WHAT YOU NEED TO DO ▸ Your task is to copy every line of this material exactly.

EXERCISE INPUT ▸
※ ※ ※
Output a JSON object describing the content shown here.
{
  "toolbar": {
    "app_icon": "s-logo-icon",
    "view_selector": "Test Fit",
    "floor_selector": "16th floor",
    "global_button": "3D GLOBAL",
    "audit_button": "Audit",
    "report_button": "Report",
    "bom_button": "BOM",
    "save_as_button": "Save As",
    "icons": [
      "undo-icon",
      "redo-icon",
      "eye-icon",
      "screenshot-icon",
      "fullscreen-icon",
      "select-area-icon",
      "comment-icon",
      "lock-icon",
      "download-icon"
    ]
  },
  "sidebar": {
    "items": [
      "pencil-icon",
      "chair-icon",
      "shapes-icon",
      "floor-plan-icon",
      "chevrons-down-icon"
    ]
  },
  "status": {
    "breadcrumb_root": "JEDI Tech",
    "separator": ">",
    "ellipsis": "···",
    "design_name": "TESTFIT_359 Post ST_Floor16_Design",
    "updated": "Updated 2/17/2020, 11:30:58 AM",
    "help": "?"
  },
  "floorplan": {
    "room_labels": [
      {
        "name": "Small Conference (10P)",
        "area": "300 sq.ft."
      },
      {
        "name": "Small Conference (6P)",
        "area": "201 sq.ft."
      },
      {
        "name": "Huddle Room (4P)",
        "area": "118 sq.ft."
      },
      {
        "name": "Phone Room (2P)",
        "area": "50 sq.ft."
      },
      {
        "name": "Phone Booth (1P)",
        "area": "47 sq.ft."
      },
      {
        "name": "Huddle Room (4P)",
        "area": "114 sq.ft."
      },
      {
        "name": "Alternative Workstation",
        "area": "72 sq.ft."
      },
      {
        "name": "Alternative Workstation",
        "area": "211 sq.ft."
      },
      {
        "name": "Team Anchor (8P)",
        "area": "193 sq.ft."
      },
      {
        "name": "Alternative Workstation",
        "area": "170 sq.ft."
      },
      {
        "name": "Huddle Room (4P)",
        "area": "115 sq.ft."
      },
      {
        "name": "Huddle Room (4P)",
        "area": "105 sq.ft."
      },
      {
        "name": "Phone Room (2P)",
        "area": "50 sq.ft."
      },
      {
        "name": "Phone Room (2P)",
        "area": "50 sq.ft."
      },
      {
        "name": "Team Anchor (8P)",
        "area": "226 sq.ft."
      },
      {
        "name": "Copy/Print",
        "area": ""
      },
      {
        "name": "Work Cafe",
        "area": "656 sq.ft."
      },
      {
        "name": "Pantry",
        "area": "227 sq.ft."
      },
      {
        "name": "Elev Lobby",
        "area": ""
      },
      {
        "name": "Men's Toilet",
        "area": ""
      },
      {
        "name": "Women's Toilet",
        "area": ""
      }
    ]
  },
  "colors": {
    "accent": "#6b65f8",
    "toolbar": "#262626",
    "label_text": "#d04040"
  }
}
※ ※ ※
FINISHED EXERCISE ▸
Output a JSON object describing the content shown here.
{
  "toolbar": {
    "app_icon": "s-logo-icon",
    "view_selector": "Test Fit",
    "floor_selector": "16th floor",
    "global_button": "3D GLOBAL",
    "audit_button": "Audit",
    "report_button": "Report",
    "bom_button": "BOM",
    "save_as_button": "Save As",
    "icons": [
      "undo-icon",
      "redo-icon",
      "eye-icon",
      "screenshot-icon",
      "fullscreen-icon",
      "select-area-icon",
      "comment-icon",
      "lock-icon",
      "download-icon"
    ]
  },
  "sidebar": {
    "items": [
      "pencil-icon",
      "chair-icon",
      "shapes-icon",
      "floor-plan-icon",
      "chevrons-down-icon"
    ]
  },
  "status": {
    "breadcrumb_root": "JEDI Tech",
    "separator": ">",
    "ellipsis": "···",
    "design_name": "TESTFIT_359 Post ST_Floor16_Design",
    "updated": "Updated 2/17/2020, 11:30:58 AM",
    "help": "?"
  },
  "floorplan": {
    "room_labels": [
      {
        "name": "Small Conference (10P)",
        "area": "300 sq.ft."
      },
      {
        "name": "Small Conference (6P)",
        "area": "201 sq.ft."
      },
      {
        "name": "Huddle Room (4P)",
        "area": "118 sq.ft."
      },
      {
        "name": "Phone Room (2P)",
        "area": "50 sq.ft."
      },
      {
        "name": "Phone Booth (1P)",
        "area": "47 sq.ft."
      },
      {
        "name": "Huddle Room (4P)",
        "area": "114 sq.ft."
      },
      {
        "name": "Alternative Workstation",
        "area": "72 sq.ft."
      },
      {
        "name": "Alternative Workstation",
        "area": "211 sq.ft."
      },
      {
        "name": "Team Anchor (8P)",
        "area": "193 sq.ft."
      },
      {
        "name": "Alternative Workstation",
        "area": "170 sq.ft."
      },
      {
        "name": "Huddle Room (4P)",
        "area": "115 sq.ft."
      },
      {
        "name": "Huddle Room (4P)",
        "area": "105 sq.ft."
      },
      {
        "name": "Phone Room (2P)",
        "area": "50 sq.ft."
      },
      {
        "name": "Phone Room (2P)",
        "area": "50 sq.ft."
      },
      {
        "name": "Team Anchor (8P)",
        "area": "226 sq.ft."
      },
      {
        "name": "Copy/Print",
        "area": ""
      },
      {
        "name": "Work Cafe",
        "area": "656 sq.ft."
      },
      {
        "name": "Pantry",
        "area": "227 sq.ft."
      },
      {
        "name": "Elev Lobby",
        "area": ""
      },
      {
        "name": "Men's Toilet",
        "area": ""
      },
      {
        "name": "Women's Toilet",
        "area": ""
      }
    ]
  },
  "colors": {
    "accent": "#6b65f8",
    "toolbar": "#262626",
    "label_text": "#d04040"
  }
}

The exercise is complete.